## SET TASK
Below is a set of records. Repeat all of them exactly.

## SUPPLIED RECORDS
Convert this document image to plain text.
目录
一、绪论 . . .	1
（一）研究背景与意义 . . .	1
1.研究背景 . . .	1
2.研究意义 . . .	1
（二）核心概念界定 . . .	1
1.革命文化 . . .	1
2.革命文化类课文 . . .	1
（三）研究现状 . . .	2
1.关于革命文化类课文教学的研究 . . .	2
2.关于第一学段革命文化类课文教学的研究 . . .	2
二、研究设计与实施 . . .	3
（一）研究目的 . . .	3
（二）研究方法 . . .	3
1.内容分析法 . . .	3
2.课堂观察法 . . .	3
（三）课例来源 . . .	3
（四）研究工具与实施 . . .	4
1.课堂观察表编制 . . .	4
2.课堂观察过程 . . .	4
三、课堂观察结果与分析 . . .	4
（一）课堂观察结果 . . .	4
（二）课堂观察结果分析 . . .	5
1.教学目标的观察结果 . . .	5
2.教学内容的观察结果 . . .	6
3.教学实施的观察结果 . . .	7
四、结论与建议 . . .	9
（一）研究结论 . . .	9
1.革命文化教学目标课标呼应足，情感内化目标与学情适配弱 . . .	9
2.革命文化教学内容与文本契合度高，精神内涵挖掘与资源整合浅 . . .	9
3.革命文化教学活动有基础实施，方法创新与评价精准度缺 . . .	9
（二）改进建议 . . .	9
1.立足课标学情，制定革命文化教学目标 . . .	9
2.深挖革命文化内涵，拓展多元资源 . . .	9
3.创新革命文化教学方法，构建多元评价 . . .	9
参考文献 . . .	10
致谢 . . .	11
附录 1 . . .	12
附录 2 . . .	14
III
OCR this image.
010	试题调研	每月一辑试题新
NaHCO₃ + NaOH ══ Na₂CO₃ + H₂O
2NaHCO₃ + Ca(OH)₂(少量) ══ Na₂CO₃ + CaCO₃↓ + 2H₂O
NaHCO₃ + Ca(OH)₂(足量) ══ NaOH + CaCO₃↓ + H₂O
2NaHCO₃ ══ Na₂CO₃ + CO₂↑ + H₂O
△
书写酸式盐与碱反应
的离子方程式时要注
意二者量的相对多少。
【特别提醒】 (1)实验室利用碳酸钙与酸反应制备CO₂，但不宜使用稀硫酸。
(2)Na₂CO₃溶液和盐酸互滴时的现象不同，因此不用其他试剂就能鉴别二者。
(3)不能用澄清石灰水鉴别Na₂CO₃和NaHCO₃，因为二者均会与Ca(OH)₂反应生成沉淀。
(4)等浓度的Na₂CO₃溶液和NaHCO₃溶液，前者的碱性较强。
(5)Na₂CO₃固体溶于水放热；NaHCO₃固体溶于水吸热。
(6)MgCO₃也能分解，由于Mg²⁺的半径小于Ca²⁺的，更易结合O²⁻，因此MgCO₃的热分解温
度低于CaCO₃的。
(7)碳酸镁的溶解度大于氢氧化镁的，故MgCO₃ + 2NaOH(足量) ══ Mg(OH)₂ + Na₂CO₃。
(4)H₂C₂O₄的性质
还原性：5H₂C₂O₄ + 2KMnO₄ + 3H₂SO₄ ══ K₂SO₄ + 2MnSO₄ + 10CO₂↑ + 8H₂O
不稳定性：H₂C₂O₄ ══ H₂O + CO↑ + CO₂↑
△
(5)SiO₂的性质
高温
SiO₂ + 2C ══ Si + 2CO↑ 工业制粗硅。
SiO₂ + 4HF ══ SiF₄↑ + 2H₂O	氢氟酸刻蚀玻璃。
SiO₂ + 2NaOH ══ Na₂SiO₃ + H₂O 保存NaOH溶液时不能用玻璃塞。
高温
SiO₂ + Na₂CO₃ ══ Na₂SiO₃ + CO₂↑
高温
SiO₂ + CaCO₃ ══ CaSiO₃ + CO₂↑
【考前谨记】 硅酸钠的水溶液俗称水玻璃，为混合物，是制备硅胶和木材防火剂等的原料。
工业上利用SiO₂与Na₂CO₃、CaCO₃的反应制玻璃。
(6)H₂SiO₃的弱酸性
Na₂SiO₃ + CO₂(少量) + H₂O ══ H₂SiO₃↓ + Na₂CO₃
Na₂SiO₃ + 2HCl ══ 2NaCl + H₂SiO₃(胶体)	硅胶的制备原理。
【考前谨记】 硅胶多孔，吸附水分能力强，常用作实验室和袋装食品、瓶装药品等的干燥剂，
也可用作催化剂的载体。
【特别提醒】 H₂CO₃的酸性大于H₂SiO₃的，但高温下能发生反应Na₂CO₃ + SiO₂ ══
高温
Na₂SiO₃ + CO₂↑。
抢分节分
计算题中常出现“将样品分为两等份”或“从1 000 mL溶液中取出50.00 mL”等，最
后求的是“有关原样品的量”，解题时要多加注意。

## OUTPUT OF THE EXERCISE
Convert this document image to plain text.
目录
一、绪论 . . .	1
（一）研究背景与意义 . . .	1
1.研究背景 . . .	1
2.研究意义 . . .	1
（二）核心概念界定 . . .	1
1.革命文化 . . .	1
2.革命文化类课文 . . .	1
（三）研究现状 . . .	2
1.关于革命文化类课文教学的研究 . . .	2
2.关于第一学段革命文化类课文教学的研究 . . .	2
二、研究设计与实施 . . .	3
（一）研究目的 . . .	3
（二）研究方法 . . .	3
1.内容分析法 . . .	3
2.课堂观察法 . . .	3
（三）课例来源 . . .	3
（四）研究工具与实施 . . .	4
1.课堂观察表编制 . . .	4
2.课堂观察过程 . . .	4
三、课堂观察结果与分析 . . .	4
（一）课堂观察结果 . . .	4
（二）课堂观察结果分析 . . .	5
1.教学目标的观察结果 . . .	5
2.教学内容的观察结果 . . .	6
3.教学实施的观察结果 . . .	7
四、结论与建议 . . .	9
（一）研究结论 . . .	9
1.革命文化教学目标课标呼应足，情感内化目标与学情适配弱 . . .	9
2.革命文化教学内容与文本契合度高，精神内涵挖掘与资源整合浅 . . .	9
3.革命文化教学活动有基础实施，方法创新与评价精准度缺 . . .	9
（二）改进建议 . . .	9
1.立足课标学情，制定革命文化教学目标 . . .	9
2.深挖革命文化内涵，拓展多元资源 . . .	9
3.创新革命文化教学方法，构建多元评价 . . .	9
参考文献 . . .	10
致谢 . . .	11
附录 1 . . .	12
附录 2 . . .	14
III
OCR this image.
010	试题调研	每月一辑试题新
NaHCO₃ + NaOH ══ Na₂CO₃ + H₂O
2NaHCO₃ + Ca(OH)₂(少量) ══ Na₂CO₃ + CaCO₃↓ + 2H₂O
NaHCO₃ + Ca(OH)₂(足量) ══ NaOH + CaCO₃↓ + H₂O
2NaHCO₃ ══ Na₂CO₃ + CO₂↑ + H₂O
△
书写酸式盐与碱反应
的离子方程式时要注
意二者量的相对多少。
【特别提醒】 (1)实验室利用碳酸钙与酸反应制备CO₂，但不宜使用稀硫酸。
(2)Na₂CO₃溶液和盐酸互滴时的现象不同，因此不用其他试剂就能鉴别二者。
(3)不能用澄清石灰水鉴别Na₂CO₃和NaHCO₃，因为二者均会与Ca(OH)₂反应生成沉淀。
(4)等浓度的Na₂CO₃溶液和NaHCO₃溶液，前者的碱性较强。
(5)Na₂CO₃固体溶于水放热；NaHCO₃固体溶于水吸热。
(6)MgCO₃也能分解，由于Mg²⁺的半径小于Ca²⁺的，更易结合O²⁻，因此MgCO₃的热分解温
度低于CaCO₃的。
(7)碳酸镁的溶解度大于氢氧化镁的，故MgCO₃ + 2NaOH(足量) ══ Mg(OH)₂ + Na₂CO₃。
(4)H₂C₂O₄的性质
还原性：5H₂C₂O₄ + 2KMnO₄ + 3H₂SO₄ ══ K₂SO₄ + 2MnSO₄ + 10CO₂↑ + 8H₂O
不稳定性：H₂C₂O₄ ══ H₂O + CO↑ + CO₂↑
△
(5)SiO₂的性质
高温
SiO₂ + 2C ══ Si + 2CO↑ 工业制粗硅。
SiO₂ + 4HF ══ SiF₄↑ + 2H₂O	氢氟酸刻蚀玻璃。
SiO₂ + 2NaOH ══ Na₂SiO₃ + H₂O 保存NaOH溶液时不能用玻璃塞。
高温
SiO₂ + Na₂CO₃ ══ Na₂SiO₃ + CO₂↑
高温
SiO₂ + CaCO₃ ══ CaSiO₃ + CO₂↑
【考前谨记】 硅酸钠的水溶液俗称水玻璃，为混合物，是制备硅胶和木材防火剂等的原料。
工业上利用SiO₂与Na₂CO₃、CaCO₃的反应制玻璃。
(6)H₂SiO₃的弱酸性
Na₂SiO₃ + CO₂(少量) + H₂O ══ H₂SiO₃↓ + Na₂CO₃
Na₂SiO₃ + 2HCl ══ 2NaCl + H₂SiO₃(胶体)	硅胶的制备原理。
【考前谨记】 硅胶多孔，吸附水分能力强，常用作实验室和袋装食品、瓶装药品等的干燥剂，
也可用作催化剂的载体。
【特别提醒】 H₂CO₃的酸性大于H₂SiO₃的，但高温下能发生反应Na₂CO₃ + SiO₂ ══
高温
Na₂SiO₃ + CO₂↑。
抢分节分
计算题中常出现“将样品分为两等份”或“从1 000 mL溶液中取出50.00 mL”等，最
后求的是“有关原样品的量”，解题时要多加注意。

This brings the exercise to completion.